Dataset rows |
* BEGIN *

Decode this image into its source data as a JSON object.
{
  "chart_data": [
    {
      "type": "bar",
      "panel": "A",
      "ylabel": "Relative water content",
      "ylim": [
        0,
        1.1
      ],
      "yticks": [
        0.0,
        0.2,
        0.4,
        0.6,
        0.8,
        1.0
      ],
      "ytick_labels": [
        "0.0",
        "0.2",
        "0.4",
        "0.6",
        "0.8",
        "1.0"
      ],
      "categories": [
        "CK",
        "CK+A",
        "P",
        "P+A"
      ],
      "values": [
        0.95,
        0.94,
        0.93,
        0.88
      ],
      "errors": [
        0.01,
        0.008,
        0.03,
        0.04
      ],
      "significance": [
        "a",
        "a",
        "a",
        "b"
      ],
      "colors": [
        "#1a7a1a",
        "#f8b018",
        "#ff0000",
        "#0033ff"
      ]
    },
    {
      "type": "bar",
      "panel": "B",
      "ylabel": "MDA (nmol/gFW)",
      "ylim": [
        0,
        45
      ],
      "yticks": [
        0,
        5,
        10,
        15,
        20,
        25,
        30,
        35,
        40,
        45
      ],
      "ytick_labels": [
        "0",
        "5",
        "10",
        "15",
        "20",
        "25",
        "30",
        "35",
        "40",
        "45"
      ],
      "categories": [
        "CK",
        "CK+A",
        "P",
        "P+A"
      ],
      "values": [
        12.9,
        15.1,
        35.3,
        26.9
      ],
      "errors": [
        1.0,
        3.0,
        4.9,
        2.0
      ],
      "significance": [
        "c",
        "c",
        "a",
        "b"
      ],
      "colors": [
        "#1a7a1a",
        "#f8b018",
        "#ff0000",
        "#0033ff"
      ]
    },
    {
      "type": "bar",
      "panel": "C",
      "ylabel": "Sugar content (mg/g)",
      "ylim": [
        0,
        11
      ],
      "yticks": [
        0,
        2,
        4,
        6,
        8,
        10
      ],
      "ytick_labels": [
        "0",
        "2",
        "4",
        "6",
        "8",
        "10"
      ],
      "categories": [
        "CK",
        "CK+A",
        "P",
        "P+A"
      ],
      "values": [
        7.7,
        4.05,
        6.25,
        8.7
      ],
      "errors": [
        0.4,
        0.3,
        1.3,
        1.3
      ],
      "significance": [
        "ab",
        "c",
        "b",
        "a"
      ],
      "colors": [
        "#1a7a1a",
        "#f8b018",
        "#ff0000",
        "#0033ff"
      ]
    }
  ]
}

* END *

Transcribe the material above word for word.

TASK ANSWER |
Decode this image into its source data as a JSON object.
{
  "chart_data": [
    {
      "type": "bar",
      "panel": "A",
      "ylabel": "Relative water content",
      "ylim": [
        0,
        1.1
      ],
      "yticks": [
        0.0,
        0.2,
        0.4,
        0.6,
        0.8,
        1.0
      ],
      "ytick_labels": [
        "0.0",
        "0.2",
        "0.4",
        "0.6",
        "0.8",
        "1.0"
      ],
      "categories": [
        "CK",
        "CK+A",
        "P",
        "P+A"
      ],
      "values": [
        0.95,
        0.94,
        0.93,
        0.88
      ],
      "errors": [
        0.01,
        0.008,
        0.03,
        0.04
      ],
      "significance": [
        "a",
        "a",
        "a",
        "b"
      ],
      "colors": [
        "#1a7a1a",
        "#f8b018",
        "#ff0000",
        "#0033ff"
      ]
    },
    {
      "type": "bar",
      "panel": "B",
      "ylabel": "MDA (nmol/gFW)",
      "ylim": [
        0,
        45
      ],
      "yticks": [
        0,
        5,
        10,
        15,
        20,
        25,
        30,
        35,
        40,
        45
      ],
      "ytick_labels": [
        "0",
        "5",
        "10",
        "15",
        "20",
        "25",
        "30",
        "35",
        "40",
        "45"
      ],
      "categories": [
        "CK",
        "CK+A",
        "P",
        "P+A"
      ],
      "values": [
        12.9,
        15.1,
        35.3,
        26.9
      ],
      "errors": [
        1.0,
        3.0,
        4.9,
        2.0
      ],
      "significance": [
        "c",
        "c",
        "a",
        "b"
      ],
      "colors": [
        "#1a7a1a",
        "#f8b018",
        "#ff0000",
        "#0033ff"
      ]
    },
    {
      "type": "bar",
      "panel": "C",
      "ylabel": "Sugar content (mg/g)",
      "ylim": [
        0,
        11
      ],
      "yticks": [
        0,
        2,
        4,
        6,
        8,
        10
      ],
      "ytick_labels": [
        "0",
        "2",
        "4",
        "6",
        "8",
        "10"
      ],
      "categories": [
        "CK",
        "CK+A",
        "P",
        "P+A"
      ],
      "values": [
        7.7,
        4.05,
        6.25,
        8.7
      ],
      "errors": [
        0.4,
        0.3,
        1.3,
        1.3
      ],
      "significance": [
        "ab",
        "c",
        "b",
        "a"
      ],
      "colors": [
        "#1a7a1a",
        "#f8b018",
        "#ff0000",
        "#0033ff"
      ]
    }
  ]
}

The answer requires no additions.